Stored data:
===

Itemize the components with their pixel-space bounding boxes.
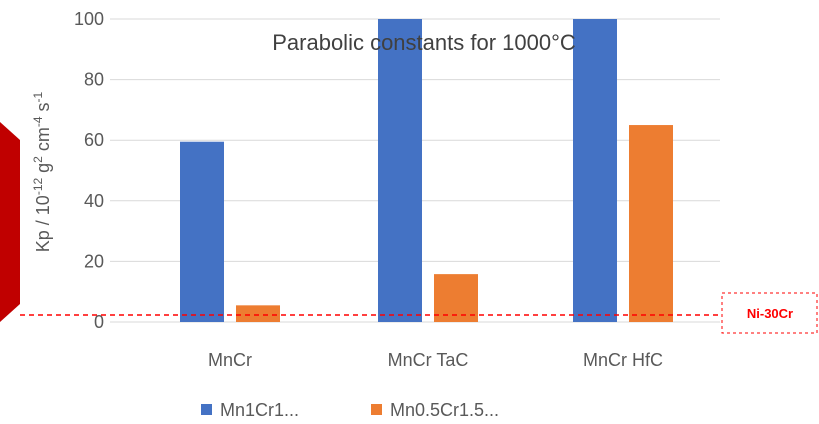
reference-label: Ni-30Cr [747,306,793,321]
category-label: MnCr HfC [583,350,663,370]
bar-series1 [378,19,422,322]
chart-title: Parabolic constants for 1000°C [272,30,576,55]
y-axis-label-superscript: -4 [31,116,45,127]
legend-swatch [201,404,212,415]
bar-series2 [434,274,478,322]
legend-label: Mn1Cr1... [220,400,299,420]
y-tick-label: 40 [84,191,104,211]
y-axis-label-text: Kp / 10 [33,195,53,252]
bar-series1 [180,141,224,322]
reference-line-group: Ni-30Cr [20,292,818,334]
y-tick-label: 0 [94,312,104,332]
y-axis-label: Kp / 10-12 g2 cm-4 s-1 [31,91,53,252]
bars [180,19,673,322]
bar-series2 [629,125,673,322]
reference-label-box [721,292,818,334]
y-axis-label-superscript: -1 [31,91,45,102]
y-tick-labels: 0 20 40 60 80 100 [74,9,104,332]
y-axis-label-superscript: 2 [31,156,45,163]
legend-swatch [371,404,382,415]
category-label: MnCr TaC [388,350,469,370]
y-axis-label-text: s [33,102,53,116]
bar-series1 [573,19,617,322]
bar-series2 [236,305,280,322]
y-tick-label: 20 [84,251,104,271]
category-label: MnCr [208,350,252,370]
category-labels: MnCr MnCr TaC MnCr HfC [208,350,663,370]
legend: Mn1Cr1... Mn0.5Cr1.5... [201,400,499,420]
y-tick-label: 60 [84,130,104,150]
y-axis-label-text: cm [33,127,53,156]
y-tick-label: 100 [74,9,104,29]
y-tick-label: 80 [84,70,104,90]
legend-label: Mn0.5Cr1.5... [390,400,499,420]
y-axis-label-superscript: -12 [31,178,45,196]
y-axis-label-text: g [33,163,53,178]
red-arrow-shape [0,122,20,322]
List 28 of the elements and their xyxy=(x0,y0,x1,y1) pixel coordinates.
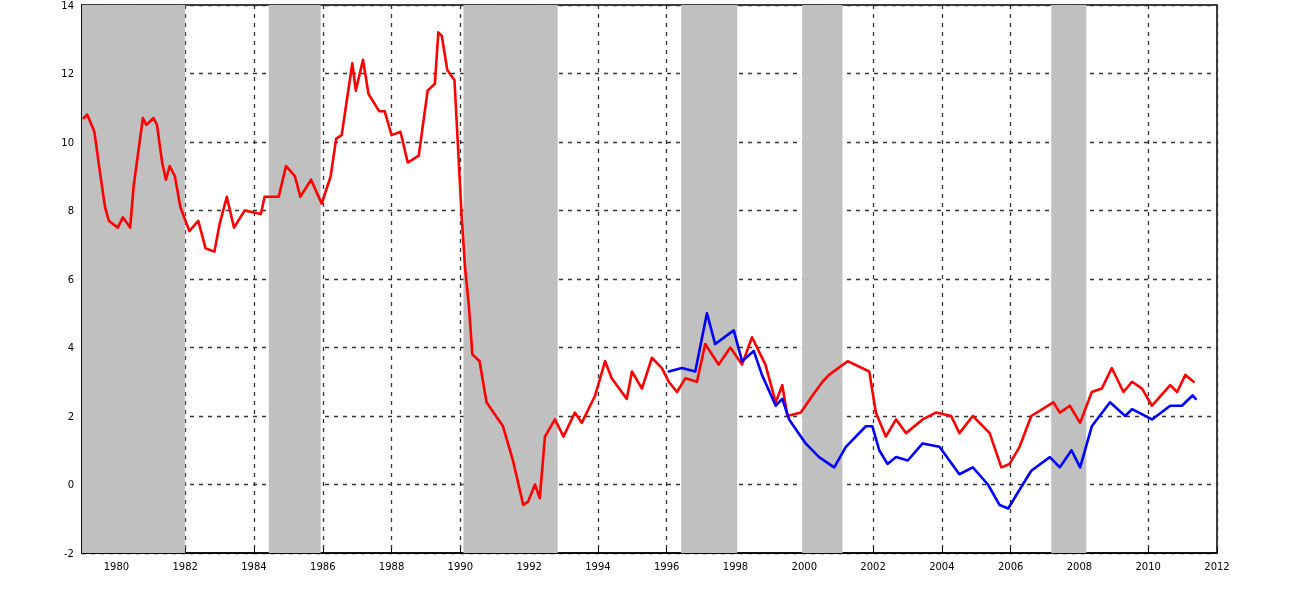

===

(Aim of the task):
Update the entries by replacing "legend-swatch" with "legend-marker" throughout, keeping everything else the same. Leave the pictures out of your answer.

(Exercise answer):
Itemize the components with their pixel-space bounding boxes.
reference-label: Ni-30Cr [747,306,793,321]
category-label: MnCr HfC [583,350,663,370]
bar-series1 [378,19,422,322]
chart-title: Parabolic constants for 1000°C [272,30,576,55]
y-axis-label-superscript: -4 [31,116,45,127]
legend-marker [201,404,212,415]
bar-series2 [434,274,478,322]
legend-label: Mn1Cr1... [220,400,299,420]
y-tick-label: 40 [84,191,104,211]
y-axis-label-text: Kp / 10 [33,195,53,252]
bar-series1 [180,141,224,322]
reference-line-group: Ni-30Cr [20,292,818,334]
y-tick-label: 0 [94,312,104,332]
y-axis-label: Kp / 10-12 g2 cm-4 s-1 [31,91,53,252]
bars [180,19,673,322]
bar-series2 [629,125,673,322]
reference-label-box [721,292,818,334]
y-axis-label-superscript: -1 [31,91,45,102]
y-tick-labels: 0 20 40 60 80 100 [74,9,104,332]
y-axis-label-superscript: 2 [31,156,45,163]
legend-marker [371,404,382,415]
category-label: MnCr TaC [388,350,469,370]
y-axis-label-text: s [33,102,53,116]
bar-series1 [573,19,617,322]
bar-series2 [236,305,280,322]
y-tick-label: 20 [84,251,104,271]
category-label: MnCr [208,350,252,370]
category-labels: MnCr MnCr TaC MnCr HfC [208,350,663,370]
legend: Mn1Cr1... Mn0.5Cr1.5... [201,400,499,420]
y-tick-label: 60 [84,130,104,150]
y-axis-label-text: cm [33,127,53,156]
y-tick-label: 100 [74,9,104,29]
y-tick-label: 80 [84,70,104,90]
legend-label: Mn0.5Cr1.5... [390,400,499,420]
y-axis-label-superscript: -12 [31,178,45,196]
y-axis-label-text: g [33,163,53,178]
red-arrow-shape [0,122,20,322]
List 28 of the elements and their xyxy=(x0,y0,x1,y1) pixel coordinates.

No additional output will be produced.